> _PROMPT_: In the listing below, count the lines containing the string "marker" and state only the number.

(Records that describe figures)
>>>>
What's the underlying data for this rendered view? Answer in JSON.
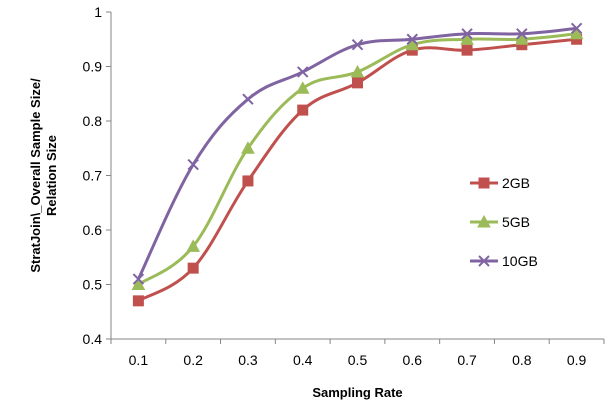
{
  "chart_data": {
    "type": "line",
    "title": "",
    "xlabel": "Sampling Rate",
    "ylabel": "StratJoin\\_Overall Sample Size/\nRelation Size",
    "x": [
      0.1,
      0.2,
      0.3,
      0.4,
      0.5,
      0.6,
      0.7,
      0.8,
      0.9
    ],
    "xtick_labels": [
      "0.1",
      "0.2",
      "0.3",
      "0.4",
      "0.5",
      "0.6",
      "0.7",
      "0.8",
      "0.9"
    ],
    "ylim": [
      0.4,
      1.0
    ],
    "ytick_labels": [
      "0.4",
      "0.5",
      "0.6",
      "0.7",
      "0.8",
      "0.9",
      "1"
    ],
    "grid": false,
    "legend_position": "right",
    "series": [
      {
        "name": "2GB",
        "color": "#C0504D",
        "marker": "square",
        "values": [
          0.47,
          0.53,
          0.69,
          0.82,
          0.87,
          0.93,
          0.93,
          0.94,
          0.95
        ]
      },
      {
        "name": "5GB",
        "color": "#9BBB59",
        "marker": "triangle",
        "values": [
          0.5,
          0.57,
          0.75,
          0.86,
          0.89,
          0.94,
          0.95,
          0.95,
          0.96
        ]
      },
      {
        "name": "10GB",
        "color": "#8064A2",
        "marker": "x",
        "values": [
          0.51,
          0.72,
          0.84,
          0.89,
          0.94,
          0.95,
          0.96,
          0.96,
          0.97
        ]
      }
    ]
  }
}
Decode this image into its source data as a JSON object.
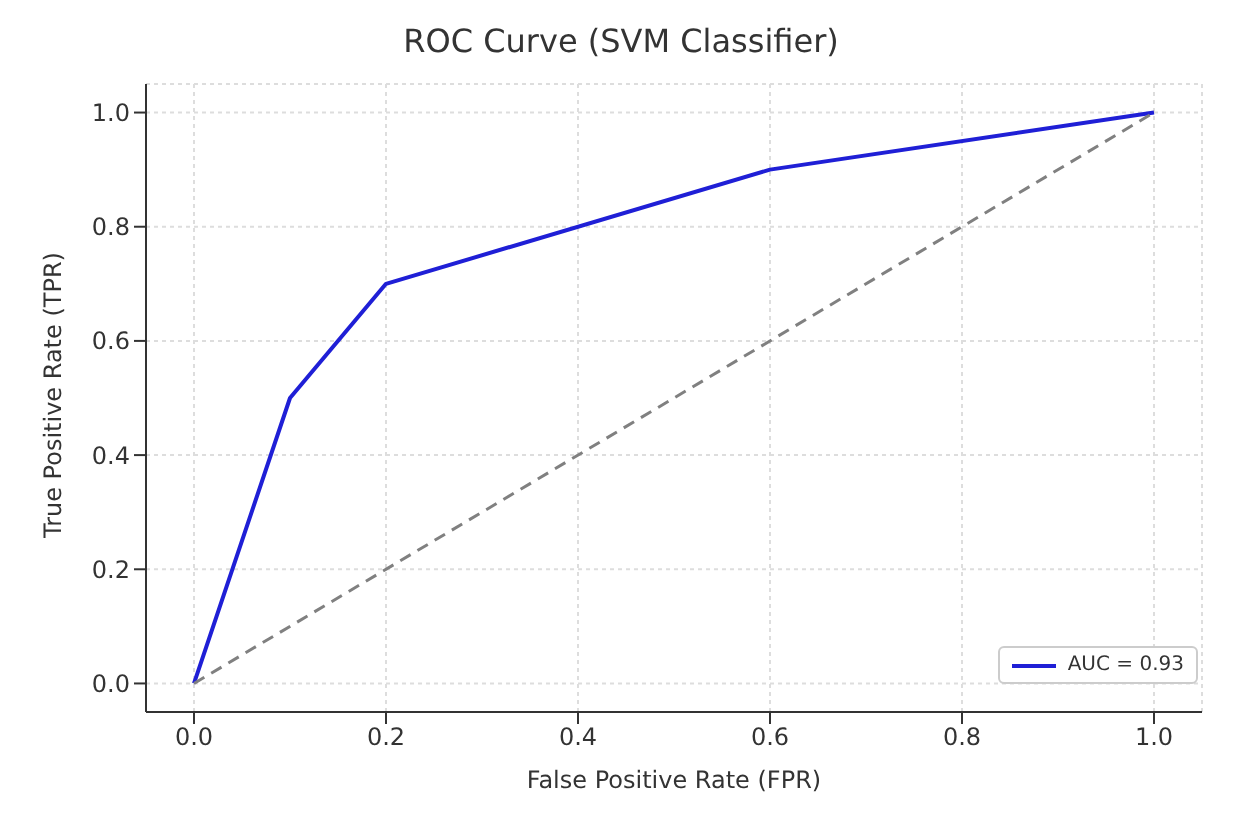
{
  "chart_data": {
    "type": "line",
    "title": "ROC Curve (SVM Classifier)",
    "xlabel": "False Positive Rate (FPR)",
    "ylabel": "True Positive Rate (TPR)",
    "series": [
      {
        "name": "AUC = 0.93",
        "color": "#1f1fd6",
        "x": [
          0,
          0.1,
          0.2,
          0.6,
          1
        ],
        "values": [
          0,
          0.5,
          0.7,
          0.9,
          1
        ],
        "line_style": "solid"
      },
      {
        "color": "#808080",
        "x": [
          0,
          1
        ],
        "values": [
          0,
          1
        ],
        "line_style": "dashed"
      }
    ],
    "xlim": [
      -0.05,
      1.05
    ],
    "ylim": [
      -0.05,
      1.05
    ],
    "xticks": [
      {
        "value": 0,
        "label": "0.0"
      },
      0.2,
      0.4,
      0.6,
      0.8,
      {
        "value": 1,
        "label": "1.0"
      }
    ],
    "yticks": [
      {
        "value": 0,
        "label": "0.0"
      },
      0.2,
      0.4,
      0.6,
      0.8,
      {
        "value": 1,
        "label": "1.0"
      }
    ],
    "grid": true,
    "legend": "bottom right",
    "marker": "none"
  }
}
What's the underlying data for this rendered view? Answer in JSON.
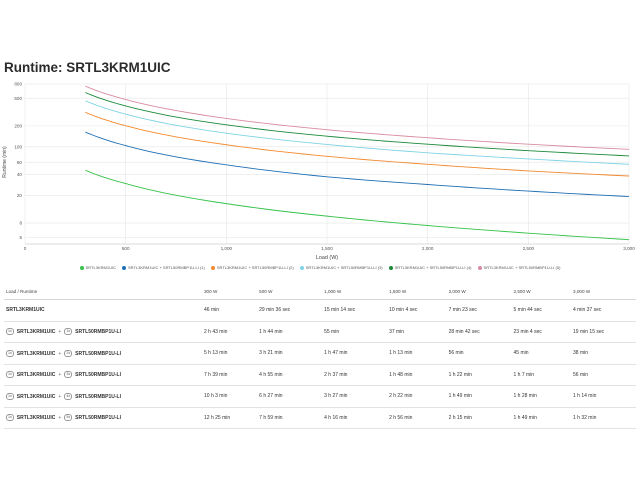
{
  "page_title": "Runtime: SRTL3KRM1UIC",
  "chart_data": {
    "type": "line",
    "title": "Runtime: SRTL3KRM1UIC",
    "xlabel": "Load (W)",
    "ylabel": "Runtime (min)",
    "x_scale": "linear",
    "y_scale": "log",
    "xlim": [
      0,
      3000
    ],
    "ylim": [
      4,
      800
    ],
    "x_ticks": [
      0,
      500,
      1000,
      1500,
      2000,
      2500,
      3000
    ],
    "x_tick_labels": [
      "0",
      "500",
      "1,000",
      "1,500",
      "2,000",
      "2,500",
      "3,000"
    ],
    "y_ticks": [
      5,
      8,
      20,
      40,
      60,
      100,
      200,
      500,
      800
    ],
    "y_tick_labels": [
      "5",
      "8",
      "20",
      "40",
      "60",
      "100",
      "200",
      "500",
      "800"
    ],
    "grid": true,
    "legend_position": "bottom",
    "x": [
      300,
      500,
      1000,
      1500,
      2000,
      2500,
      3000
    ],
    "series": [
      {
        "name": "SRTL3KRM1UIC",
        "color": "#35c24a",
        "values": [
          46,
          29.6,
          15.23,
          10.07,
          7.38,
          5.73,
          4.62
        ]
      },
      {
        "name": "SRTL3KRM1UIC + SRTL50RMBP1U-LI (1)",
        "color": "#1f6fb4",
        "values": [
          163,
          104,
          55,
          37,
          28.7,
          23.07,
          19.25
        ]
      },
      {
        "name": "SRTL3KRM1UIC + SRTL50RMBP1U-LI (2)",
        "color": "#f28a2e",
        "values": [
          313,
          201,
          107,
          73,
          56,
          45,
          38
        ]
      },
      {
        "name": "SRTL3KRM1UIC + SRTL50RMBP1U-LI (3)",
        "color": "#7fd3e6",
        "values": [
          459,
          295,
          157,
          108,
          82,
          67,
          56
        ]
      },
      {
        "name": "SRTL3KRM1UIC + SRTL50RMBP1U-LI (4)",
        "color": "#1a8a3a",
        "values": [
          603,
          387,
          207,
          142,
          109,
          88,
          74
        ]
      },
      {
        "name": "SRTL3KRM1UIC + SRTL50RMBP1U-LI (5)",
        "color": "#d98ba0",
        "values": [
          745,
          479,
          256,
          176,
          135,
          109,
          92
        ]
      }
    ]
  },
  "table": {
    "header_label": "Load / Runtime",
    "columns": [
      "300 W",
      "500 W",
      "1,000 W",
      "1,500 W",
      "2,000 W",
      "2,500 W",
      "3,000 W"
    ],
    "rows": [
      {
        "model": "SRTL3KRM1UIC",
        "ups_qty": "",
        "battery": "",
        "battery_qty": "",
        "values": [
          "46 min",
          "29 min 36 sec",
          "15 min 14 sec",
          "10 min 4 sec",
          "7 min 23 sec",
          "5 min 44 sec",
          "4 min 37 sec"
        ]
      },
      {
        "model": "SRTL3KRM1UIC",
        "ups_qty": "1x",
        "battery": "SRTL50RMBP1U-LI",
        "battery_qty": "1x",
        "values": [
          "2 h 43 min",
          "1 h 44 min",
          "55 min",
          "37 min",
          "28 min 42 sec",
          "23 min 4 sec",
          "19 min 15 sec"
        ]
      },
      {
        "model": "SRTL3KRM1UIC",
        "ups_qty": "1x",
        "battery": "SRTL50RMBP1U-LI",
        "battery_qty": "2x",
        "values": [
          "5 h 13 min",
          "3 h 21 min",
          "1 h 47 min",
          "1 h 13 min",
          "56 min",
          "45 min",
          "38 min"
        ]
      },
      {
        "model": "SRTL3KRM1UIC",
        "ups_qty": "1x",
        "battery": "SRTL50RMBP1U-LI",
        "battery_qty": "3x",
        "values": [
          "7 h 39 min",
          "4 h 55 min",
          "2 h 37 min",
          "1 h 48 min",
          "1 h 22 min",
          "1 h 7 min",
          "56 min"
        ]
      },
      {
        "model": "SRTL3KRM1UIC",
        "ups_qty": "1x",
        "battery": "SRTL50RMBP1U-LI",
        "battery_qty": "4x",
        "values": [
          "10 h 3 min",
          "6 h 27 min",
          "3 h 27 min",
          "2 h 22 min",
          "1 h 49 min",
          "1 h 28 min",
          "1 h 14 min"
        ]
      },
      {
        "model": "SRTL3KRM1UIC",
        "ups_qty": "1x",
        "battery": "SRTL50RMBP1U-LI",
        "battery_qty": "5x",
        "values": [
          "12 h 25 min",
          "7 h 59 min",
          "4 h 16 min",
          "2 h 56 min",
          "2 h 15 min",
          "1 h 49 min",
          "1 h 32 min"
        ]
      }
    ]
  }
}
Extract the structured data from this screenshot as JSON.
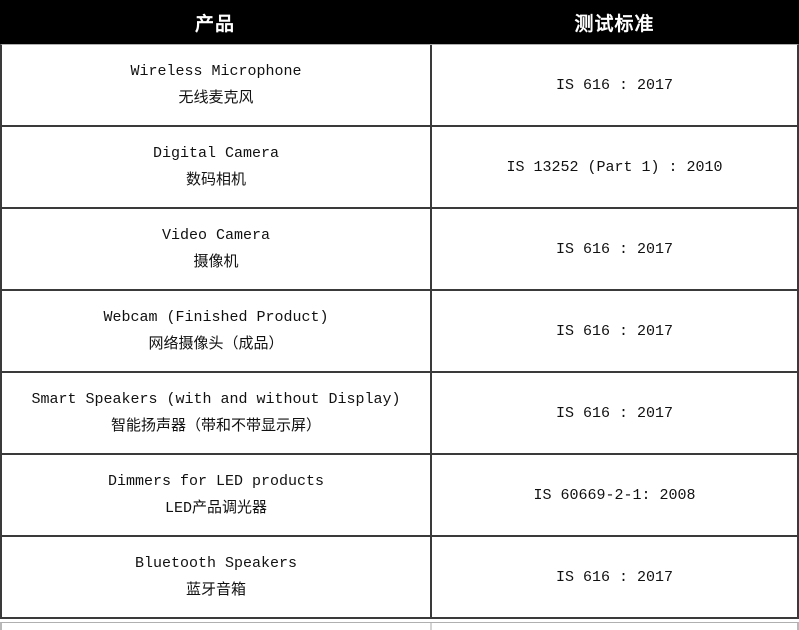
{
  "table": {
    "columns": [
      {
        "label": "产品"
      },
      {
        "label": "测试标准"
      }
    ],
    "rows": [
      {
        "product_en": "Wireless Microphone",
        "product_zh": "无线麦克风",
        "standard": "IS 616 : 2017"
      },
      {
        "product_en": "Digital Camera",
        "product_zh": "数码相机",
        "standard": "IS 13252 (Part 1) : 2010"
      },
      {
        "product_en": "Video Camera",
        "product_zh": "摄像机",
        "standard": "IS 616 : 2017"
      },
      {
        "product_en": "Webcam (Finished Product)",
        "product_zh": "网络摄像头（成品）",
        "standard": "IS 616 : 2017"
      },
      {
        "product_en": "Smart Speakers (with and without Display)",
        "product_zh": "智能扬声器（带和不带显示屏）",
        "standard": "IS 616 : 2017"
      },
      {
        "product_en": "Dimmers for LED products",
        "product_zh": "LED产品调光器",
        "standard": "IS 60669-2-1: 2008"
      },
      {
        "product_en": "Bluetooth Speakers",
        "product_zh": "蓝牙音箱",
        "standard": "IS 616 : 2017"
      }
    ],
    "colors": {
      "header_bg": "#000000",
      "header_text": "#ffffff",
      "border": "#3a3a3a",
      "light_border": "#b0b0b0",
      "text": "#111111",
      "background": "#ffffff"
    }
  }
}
<<<<
> _ANSWER TO THIS TASK_: 4